* Prompt A
Copy the listing word for word, from its first line through the line containing "legend-swatch (627, 548, 635, 556)".

* Reading passage

★ ★ ★ ★ ★ ★ ★

And we get some important hints about your concern with the
transformation of vocabulary when you reference the word “shibboleth” and the
phrase “brightness fall from the air”—the first reminds us of how the inability
of the Ephraimites to pronounce the “sh” sound, and their consequent slaughter
by the Gileades when they inadvertently said “sibboleth”; the second refers to
one of the greatest typos in the history of English poetry, when Thomas Nashe’s
description of the effects of the plague, “brightness falls from the hair,” was
accidentally reset into a much more memorable line. Both remind us of the power of linguistic
transformation, whether political or literary—and in the “Ephphatha” section,
we see the spiritual power of linguistic transformation.
“Ephphatha,” as the contextualizing passage
from the Gospel of Mark you were kind enough to quote as an epigraph makes
plain, is the Aramaic word Christ used to mean “opening” or “be open,” or “be
thou open”— though in your quote it appears as “Ephpheta,” a variant translated spelling. And this is a hint of what is to follow, when
we delve into the possible etymologies of the word: a Greek transliteration
from Aramaic, a Greek transliteration of Hebrew, a Samaritan’s attempt to speak
a Hebrew word, and so forth. We read,
too, about St. Jerome’s idiosyncratic apprehension of the word, morphing
“eppheta” into “adapirire”—the inadvertent making of new words from old playing
into the opening and closing of spiritual possibilities.
And
here we come close to an understanding of the role of linguistic revival, argura-style
neologism, and raids on the Mediterranean word hoard in your Gnostic poetics. Let
me get at that role by describing a temptation I feel, and resist, when reading
your work.

★ ★ ★ ★ ★ ★ ★

* Supplied material

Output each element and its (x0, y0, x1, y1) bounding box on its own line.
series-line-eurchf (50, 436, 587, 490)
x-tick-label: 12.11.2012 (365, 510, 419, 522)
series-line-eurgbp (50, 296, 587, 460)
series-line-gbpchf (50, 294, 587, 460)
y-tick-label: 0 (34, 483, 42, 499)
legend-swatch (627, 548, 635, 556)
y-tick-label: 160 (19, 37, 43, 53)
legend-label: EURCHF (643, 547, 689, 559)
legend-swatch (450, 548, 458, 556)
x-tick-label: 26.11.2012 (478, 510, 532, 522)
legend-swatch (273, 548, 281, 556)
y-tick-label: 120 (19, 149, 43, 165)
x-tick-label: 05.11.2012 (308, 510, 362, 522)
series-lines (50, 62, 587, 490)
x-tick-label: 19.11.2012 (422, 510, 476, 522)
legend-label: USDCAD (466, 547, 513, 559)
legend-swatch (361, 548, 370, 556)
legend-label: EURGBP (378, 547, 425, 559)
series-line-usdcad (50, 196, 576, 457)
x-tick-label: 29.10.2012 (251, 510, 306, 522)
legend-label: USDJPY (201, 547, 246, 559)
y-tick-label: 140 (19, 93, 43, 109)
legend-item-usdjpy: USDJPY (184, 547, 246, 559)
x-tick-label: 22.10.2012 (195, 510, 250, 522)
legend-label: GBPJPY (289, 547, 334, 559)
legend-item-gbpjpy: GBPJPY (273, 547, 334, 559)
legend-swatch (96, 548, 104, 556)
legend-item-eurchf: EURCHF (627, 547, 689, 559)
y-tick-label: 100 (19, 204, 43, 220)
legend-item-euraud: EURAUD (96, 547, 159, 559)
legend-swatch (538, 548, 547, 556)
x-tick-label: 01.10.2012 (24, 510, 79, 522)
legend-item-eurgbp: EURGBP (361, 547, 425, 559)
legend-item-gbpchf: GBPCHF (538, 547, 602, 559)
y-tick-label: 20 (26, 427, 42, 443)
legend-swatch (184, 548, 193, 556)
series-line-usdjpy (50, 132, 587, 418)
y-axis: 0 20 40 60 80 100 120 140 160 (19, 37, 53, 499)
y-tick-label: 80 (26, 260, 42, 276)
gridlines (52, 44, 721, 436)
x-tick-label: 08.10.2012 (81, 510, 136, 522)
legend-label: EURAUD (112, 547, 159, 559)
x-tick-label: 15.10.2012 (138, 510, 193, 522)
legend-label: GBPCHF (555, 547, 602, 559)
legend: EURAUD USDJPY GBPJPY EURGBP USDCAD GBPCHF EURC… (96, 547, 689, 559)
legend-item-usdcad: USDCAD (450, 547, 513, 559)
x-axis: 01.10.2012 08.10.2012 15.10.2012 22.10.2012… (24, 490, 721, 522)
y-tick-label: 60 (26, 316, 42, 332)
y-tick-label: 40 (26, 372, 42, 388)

★ ★ ★ ★ ★ ★ ★

* Prompt B
In the passage on linguistic transformation, whose description of the effects of the plague was accidentally reset into a more memorable line?

* Finished answer A
Output each element and its (x0, y0, x1, y1) bounding box on its own line.
series-line-eurchf (50, 436, 587, 490)
x-tick-label: 12.11.2012 (365, 510, 419, 522)
series-line-eurgbp (50, 296, 587, 460)
series-line-gbpchf (50, 294, 587, 460)
y-tick-label: 0 (34, 483, 42, 499)
legend-swatch (627, 548, 635, 556)

* Finished answer B
Thomas Nashe's.